* **Aim**:
Copy every line that mentions the word "전달체계는".

* **Data rows**:
# # # #

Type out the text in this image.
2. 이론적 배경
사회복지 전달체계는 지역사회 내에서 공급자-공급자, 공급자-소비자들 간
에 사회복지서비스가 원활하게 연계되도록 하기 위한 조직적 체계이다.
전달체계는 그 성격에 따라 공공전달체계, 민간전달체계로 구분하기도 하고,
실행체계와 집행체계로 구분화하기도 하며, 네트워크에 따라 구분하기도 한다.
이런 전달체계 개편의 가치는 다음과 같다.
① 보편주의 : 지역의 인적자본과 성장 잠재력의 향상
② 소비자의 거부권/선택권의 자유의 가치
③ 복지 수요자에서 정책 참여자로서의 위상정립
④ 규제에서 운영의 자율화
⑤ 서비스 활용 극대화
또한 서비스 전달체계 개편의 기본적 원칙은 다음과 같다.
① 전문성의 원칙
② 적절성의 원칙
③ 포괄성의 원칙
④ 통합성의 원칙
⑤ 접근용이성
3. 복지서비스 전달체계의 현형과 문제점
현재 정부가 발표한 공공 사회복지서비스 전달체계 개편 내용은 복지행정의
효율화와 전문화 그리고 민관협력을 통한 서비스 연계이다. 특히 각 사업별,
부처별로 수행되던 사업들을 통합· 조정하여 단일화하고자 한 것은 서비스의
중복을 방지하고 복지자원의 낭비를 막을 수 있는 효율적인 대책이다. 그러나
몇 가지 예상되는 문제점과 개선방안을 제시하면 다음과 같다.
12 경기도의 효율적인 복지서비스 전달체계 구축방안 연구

# # # #

* **Solution for this problem**:
사회복지 전달체계는 지역사회 내에서 공급자-공급자, 공급자-소비자들 간
전달체계는 그 성격에 따라 공공전달체계, 민간전달체계로 구분하기도 하고,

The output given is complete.